> **Given records**:
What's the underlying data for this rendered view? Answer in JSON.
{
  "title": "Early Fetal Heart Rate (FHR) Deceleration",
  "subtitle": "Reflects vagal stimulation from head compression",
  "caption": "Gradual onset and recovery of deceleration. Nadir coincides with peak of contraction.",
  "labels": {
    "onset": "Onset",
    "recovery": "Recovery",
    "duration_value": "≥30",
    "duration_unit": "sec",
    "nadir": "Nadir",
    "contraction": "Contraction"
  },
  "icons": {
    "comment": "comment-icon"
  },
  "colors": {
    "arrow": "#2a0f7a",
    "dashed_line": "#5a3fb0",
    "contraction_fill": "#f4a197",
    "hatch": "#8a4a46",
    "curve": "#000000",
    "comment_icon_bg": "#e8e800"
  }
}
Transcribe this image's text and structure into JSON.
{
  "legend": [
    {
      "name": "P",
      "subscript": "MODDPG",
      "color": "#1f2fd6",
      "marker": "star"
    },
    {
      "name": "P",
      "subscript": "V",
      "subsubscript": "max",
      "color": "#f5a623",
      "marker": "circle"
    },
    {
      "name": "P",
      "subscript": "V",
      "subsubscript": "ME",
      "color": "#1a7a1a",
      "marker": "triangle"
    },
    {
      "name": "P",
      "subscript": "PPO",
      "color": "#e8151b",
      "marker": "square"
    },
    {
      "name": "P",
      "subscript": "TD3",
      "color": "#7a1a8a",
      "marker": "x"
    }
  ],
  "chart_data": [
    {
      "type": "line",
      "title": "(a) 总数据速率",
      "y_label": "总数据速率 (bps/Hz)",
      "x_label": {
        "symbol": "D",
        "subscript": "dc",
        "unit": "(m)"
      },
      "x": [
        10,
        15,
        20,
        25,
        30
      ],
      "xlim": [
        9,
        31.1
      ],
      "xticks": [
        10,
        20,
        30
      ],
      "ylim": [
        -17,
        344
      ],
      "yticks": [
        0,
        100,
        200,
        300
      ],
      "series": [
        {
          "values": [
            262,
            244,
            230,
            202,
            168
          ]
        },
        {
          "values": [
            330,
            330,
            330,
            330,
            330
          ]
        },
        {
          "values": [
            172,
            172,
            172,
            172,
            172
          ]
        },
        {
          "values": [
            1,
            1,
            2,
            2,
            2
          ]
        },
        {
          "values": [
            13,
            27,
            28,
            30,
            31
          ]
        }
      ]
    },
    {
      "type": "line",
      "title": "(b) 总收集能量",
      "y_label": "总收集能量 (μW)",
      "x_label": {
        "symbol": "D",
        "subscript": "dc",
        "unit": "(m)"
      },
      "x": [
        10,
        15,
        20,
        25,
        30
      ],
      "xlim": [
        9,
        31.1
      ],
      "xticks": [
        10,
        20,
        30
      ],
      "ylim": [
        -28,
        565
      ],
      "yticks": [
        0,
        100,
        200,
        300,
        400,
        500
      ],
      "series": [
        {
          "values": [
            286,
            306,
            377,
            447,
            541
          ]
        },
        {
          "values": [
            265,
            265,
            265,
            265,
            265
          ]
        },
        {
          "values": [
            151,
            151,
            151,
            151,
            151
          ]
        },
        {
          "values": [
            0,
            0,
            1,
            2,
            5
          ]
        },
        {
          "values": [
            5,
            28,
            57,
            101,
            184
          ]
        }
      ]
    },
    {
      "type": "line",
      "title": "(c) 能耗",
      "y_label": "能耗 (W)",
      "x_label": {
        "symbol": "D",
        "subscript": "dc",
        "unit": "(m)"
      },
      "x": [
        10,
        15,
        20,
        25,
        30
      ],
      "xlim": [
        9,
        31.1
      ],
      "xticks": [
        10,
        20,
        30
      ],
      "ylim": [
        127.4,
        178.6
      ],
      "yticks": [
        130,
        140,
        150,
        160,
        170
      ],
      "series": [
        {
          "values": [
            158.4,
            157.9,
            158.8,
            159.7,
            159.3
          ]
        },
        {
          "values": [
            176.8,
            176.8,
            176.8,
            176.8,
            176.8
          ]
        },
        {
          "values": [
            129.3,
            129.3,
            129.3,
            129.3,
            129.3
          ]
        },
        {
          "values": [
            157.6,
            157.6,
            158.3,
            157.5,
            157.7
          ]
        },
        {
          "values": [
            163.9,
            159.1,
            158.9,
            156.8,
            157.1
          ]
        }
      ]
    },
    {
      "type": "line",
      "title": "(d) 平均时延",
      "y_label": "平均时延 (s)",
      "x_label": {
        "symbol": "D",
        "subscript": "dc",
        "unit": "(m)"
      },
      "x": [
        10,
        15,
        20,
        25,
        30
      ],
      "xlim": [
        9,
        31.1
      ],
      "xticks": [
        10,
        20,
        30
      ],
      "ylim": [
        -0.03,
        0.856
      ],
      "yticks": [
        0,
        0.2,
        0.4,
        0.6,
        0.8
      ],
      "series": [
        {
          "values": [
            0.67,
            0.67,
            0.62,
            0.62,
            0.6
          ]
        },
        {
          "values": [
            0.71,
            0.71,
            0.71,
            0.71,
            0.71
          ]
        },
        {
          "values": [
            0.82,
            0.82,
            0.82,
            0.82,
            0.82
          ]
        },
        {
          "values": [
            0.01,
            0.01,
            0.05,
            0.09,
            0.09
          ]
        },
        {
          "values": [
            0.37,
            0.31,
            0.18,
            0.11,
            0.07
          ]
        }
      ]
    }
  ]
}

> **Exercise details**:
Repeat every entry exactly, please.

> **Exercise result**:
What's the underlying data for this rendered view? Answer in JSON.
{
  "title": "Early Fetal Heart Rate (FHR) Deceleration",
  "subtitle": "Reflects vagal stimulation from head compression",
  "caption": "Gradual onset and recovery of deceleration. Nadir coincides with peak of contraction.",
  "labels": {
    "onset": "Onset",
    "recovery": "Recovery",
    "duration_value": "≥30",
    "duration_unit": "sec",
    "nadir": "Nadir",
    "contraction": "Contraction"
  },
  "icons": {
    "comment": "comment-icon"
  },
  "colors": {
    "arrow": "#2a0f7a",
    "dashed_line": "#5a3fb0",
    "contraction_fill": "#f4a197",
    "hatch": "#8a4a46",
    "curve": "#000000",
    "comment_icon_bg": "#e8e800"
  }
}
Transcribe this image's text and structure into JSON.
{
  "legend": [
    {
      "name": "P",
      "subscript": "MODDPG",
      "color": "#1f2fd6",
      "marker": "star"
    },
    {
      "name": "P",
      "subscript": "V",
      "subsubscript": "max",
      "color": "#f5a623",
      "marker": "circle"
    },
    {
      "name": "P",
      "subscript": "V",
      "subsubscript": "ME",
      "color": "#1a7a1a",
      "marker": "triangle"
    },
    {
      "name": "P",
      "subscript": "PPO",
      "color": "#e8151b",
      "marker": "square"
    },
    {
      "name": "P",
      "subscript": "TD3",
      "color": "#7a1a8a",
      "marker": "x"
    }
  ],
  "chart_data": [
    {
      "type": "line",
      "title": "(a) 总数据速率",
      "y_label": "总数据速率 (bps/Hz)",
      "x_label": {
        "symbol": "D",
        "subscript": "dc",
        "unit": "(m)"
      },
      "x": [
        10,
        15,
        20,
        25,
        30
      ],
      "xlim": [
        9,
        31.1
      ],
      "xticks": [
        10,
        20,
        30
      ],
      "ylim": [
        -17,
        344
      ],
      "yticks": [
        0,
        100,
        200,
        300
      ],
      "series": [
        {
          "values": [
            262,
            244,
            230,
            202,
            168
          ]
        },
        {
          "values": [
            330,
            330,
            330,
            330,
            330
          ]
        },
        {
          "values": [
            172,
            172,
            172,
            172,
            172
          ]
        },
        {
          "values": [
            1,
            1,
            2,
            2,
            2
          ]
        },
        {
          "values": [
            13,
            27,
            28,
            30,
            31
          ]
        }
      ]
    },
    {
      "type": "line",
      "title": "(b) 总收集能量",
      "y_label": "总收集能量 (μW)",
      "x_label": {
        "symbol": "D",
        "subscript": "dc",
        "unit": "(m)"
      },
      "x": [
        10,
        15,
        20,
        25,
        30
      ],
      "xlim": [
        9,
        31.1
      ],
      "xticks": [
        10,
        20,
        30
      ],
      "ylim": [
        -28,
        565
      ],
      "yticks": [
        0,
        100,
        200,
        300,
        400,
        500
      ],
      "series": [
        {
          "values": [
            286,
            306,
            377,
            447,
            541
          ]
        },
        {
          "values": [
            265,
            265,
            265,
            265,
            265
          ]
        },
        {
          "values": [
            151,
            151,
            151,
            151,
            151
          ]
        },
        {
          "values": [
            0,
            0,
            1,
            2,
            5
          ]
        },
        {
          "values": [
            5,
            28,
            57,
            101,
            184
          ]
        }
      ]
    },
    {
      "type": "line",
      "title": "(c) 能耗",
      "y_label": "能耗 (W)",
      "x_label": {
        "symbol": "D",
        "subscript": "dc",
        "unit": "(m)"
      },
      "x": [
        10,
        15,
        20,
        25,
        30
      ],
      "xlim": [
        9,
        31.1
      ],
      "xticks": [
        10,
        20,
        30
      ],
      "ylim": [
        127.4,
        178.6
      ],
      "yticks": [
        130,
        140,
        150,
        160,
        170
      ],
      "series": [
        {
          "values": [
            158.4,
            157.9,
            158.8,
            159.7,
            159.3
          ]
        },
        {
          "values": [
            176.8,
            176.8,
            176.8,
            176.8,
            176.8
          ]
        },
        {
          "values": [
            129.3,
            129.3,
            129.3,
            129.3,
            129.3
          ]
        },
        {
          "values": [
            157.6,
            157.6,
            158.3,
            157.5,
            157.7
          ]
        },
        {
          "values": [
            163.9,
            159.1,
            158.9,
            156.8,
            157.1
          ]
        }
      ]
    },
    {
      "type": "line",
      "title": "(d) 平均时延",
      "y_label": "平均时延 (s)",
      "x_label": {
        "symbol": "D",
        "subscript": "dc",
        "unit": "(m)"
      },
      "x": [
        10,
        15,
        20,
        25,
        30
      ],
      "xlim": [
        9,
        31.1
      ],
      "xticks": [
        10,
        20,
        30
      ],
      "ylim": [
        -0.03,
        0.856
      ],
      "yticks": [
        0,
        0.2,
        0.4,
        0.6,
        0.8
      ],
      "series": [
        {
          "values": [
            0.67,
            0.67,
            0.62,
            0.62,
            0.6
          ]
        },
        {
          "values": [
            0.71,
            0.71,
            0.71,
            0.71,
            0.71
          ]
        },
        {
          "values": [
            0.82,
            0.82,
            0.82,
            0.82,
            0.82
          ]
        },
        {
          "values": [
            0.01,
            0.01,
            0.05,
            0.09,
            0.09
          ]
        },
        {
          "values": [
            0.37,
            0.31,
            0.18,
            0.11,
            0.07
          ]
        }
      ]
    }
  ]
}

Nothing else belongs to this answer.